From: Shaohui Zheng <shaohui.zheng@intel.com>
To: David Rientjes <rientjes@google.com>
Cc: Andrew Morton <akpm@linux-foundation.org>,
linux-mm@kvack.org, linux-kernel@vger.kernel.org,
haicheng.li@linux.intel.com, lethal@linux-sh.org,
ak@linux.intel.com, shaohui.zheng@linux.intel.com,
Yinghai Lu <yinghai@kernel.org>,
Haicheng Li <haicheng.li@intel.com>
Subject: Re: [2/8,v3] NUMA Hotplug Emulator: infrastructure of NUMA hotplug emulation
Date: Thu, 18 Nov 2010 12:14:07 +0800 [thread overview]
Message-ID: <20101118041407.GA2408@shaohui> (raw)
In-Reply-To: <alpine.DEB.2.00.1011171304060.10254@chino.kir.corp.google.com>
On Wed, Nov 17, 2010 at 01:10:50PM -0800, David Rientjes wrote:
> On Wed, 17 Nov 2010, Shaohui Zheng wrote:
>
> > > Hmm, why can't you use numa=hide to hide a specified quantity of memory
> > > from the kernel and then use the add_memory() interface to hot-add the
> > > offlined memory in the desired quantity? In other words, why do you need
> > > to track the offlined nodes with a state?
> > >
> > > The userspace interface would take a desired size of hidden memory to
> > > hot-add and the node id would be the first_unset_node(node_online_map).
> > Yes, it is a good idea, your solution is what we indeed do in our first 2
> > versions. We use mem=memsize to hide memory, and we call add_memory interface
> > to hot-add offlined memory with desired quantity, and we can also add to
> > desired nodes(even through the nodes does not exists). it is very flexible
> > solution.
> >
> > However, this solution was denied since we notice NUMA emulation, we should
> > reuse it.
> >
>
> I don't understand why that's a requirement, NUMA emulation is a seperate
> feature. Although both are primarily used to test and instrument other VM
> and kernel code, NUMA emulation is restricted to only being used at boot
> to fake nodes on smaller machines and can be used to test things like the
> slab allocator. The NUMA hotplug emulator that you're developing here is
> primarily used to test the hotplug callbacks; for that use-case, it seems
> particularly helpful if nodes can be hotplugged of various sizes and node
> ids rather than having static characteristics that cannot be changed with
> a reboot.

=== Exercises ===
• 1. Answer these questions about the NUMA hotplug email:
(a) What boot option did the first two versions use to hide memory?
(b) According to David Rientjes, when is NUMA emulation restricted to being used?
(c) What does David Rientjes say the NUMA hotplug emulator is primarily used to test?
• 2. In the NUMA hotplug email, write out again the part that opens with the words containing "From: Shaohui Zheng" and closes with "Message-ID: <20101118041407.GA2408@shaohui> (raw)", and change "Thu" to "Thursday".
You can do the work here without the material that comes after this.

=== Listed entries ===
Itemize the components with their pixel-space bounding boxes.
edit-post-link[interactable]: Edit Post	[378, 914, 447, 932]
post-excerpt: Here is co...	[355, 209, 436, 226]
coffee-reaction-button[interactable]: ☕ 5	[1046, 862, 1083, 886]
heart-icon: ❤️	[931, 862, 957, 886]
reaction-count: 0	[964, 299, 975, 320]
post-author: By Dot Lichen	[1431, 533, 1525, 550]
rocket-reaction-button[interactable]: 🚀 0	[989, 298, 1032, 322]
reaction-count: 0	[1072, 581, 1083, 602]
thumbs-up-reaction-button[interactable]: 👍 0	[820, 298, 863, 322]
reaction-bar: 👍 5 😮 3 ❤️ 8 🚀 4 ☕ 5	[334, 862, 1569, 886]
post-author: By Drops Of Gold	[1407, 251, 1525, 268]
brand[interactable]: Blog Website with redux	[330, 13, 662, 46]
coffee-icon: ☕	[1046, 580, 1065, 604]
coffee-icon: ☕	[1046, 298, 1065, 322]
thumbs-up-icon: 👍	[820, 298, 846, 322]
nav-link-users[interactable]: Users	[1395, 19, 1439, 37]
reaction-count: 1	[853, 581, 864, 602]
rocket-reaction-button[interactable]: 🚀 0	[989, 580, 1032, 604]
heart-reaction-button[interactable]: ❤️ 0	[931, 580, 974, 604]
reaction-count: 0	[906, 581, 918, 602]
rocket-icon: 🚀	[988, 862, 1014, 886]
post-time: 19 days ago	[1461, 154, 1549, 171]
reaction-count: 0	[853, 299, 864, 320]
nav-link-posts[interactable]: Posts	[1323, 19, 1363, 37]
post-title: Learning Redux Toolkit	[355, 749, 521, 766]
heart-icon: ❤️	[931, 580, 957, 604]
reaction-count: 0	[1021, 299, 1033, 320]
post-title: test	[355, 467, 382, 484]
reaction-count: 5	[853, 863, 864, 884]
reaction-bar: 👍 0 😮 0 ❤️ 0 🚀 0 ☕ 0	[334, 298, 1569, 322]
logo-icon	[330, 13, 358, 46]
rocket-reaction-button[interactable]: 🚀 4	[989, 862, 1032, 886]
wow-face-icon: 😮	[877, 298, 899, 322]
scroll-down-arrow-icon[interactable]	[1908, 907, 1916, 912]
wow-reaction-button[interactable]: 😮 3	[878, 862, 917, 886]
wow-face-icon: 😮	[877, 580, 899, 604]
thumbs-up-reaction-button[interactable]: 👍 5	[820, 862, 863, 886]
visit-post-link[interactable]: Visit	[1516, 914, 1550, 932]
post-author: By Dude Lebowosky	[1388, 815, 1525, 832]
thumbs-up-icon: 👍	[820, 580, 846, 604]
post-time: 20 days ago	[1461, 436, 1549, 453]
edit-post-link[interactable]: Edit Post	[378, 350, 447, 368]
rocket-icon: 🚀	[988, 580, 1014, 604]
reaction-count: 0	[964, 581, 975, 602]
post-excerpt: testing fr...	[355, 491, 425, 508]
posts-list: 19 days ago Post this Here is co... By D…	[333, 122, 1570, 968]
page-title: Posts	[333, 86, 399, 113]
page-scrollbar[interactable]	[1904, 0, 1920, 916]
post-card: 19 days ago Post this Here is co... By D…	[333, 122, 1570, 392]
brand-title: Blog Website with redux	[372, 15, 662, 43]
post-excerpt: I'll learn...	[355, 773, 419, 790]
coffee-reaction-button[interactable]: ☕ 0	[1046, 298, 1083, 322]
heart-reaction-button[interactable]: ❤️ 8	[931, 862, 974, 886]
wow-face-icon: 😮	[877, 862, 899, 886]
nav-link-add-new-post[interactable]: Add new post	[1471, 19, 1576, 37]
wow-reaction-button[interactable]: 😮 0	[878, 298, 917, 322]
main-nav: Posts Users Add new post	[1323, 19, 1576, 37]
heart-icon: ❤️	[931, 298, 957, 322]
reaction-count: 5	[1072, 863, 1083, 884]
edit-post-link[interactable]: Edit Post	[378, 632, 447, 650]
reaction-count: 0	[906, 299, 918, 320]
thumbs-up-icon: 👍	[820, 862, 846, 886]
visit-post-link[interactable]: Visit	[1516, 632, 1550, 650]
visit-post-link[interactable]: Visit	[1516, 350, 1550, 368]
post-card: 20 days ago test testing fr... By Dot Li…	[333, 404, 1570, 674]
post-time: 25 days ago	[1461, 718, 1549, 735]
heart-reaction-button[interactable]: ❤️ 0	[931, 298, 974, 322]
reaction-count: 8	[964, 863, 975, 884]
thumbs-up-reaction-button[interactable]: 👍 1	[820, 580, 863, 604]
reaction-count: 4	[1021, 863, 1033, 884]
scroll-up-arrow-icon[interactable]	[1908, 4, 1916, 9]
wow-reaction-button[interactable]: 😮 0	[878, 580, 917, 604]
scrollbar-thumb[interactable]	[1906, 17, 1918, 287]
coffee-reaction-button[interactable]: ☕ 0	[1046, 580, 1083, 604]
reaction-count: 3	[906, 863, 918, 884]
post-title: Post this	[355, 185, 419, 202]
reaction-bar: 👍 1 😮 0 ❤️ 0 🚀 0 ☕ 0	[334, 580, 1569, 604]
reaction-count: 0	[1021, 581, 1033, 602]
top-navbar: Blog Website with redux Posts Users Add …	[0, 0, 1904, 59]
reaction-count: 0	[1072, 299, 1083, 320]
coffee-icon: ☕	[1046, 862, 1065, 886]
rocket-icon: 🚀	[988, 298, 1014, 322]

=== Answer list ===
• 1.
(a) mem=memsize
(b) At boot
(c) The hotplug callbacks

• 2.
From: Shaohui Zheng <shaohui.zheng@intel.com>
To: David Rientjes <rientjes@google.com>
Cc: Andrew Morton <akpm@linux-foundation.org>,
linux-mm@kvack.org, linux-kernel@vger.kernel.org,
haicheng.li@linux.intel.com, lethal@linux-sh.org,
ak@linux.intel.com, shaohui.zheng@linux.intel.com,
Yinghai Lu <yinghai@kernel.org>,
Haicheng Li <haicheng.li@intel.com>
Subject: Re: [2/8,v3] NUMA Hotplug Emulator: infrastructure of NUMA hotplug emulation
Date: Thursday, 18 Nov 2010 12:14:07 +0800 [thread overview]
Message-ID: <20101118041407.GA2408@shaohui> (raw)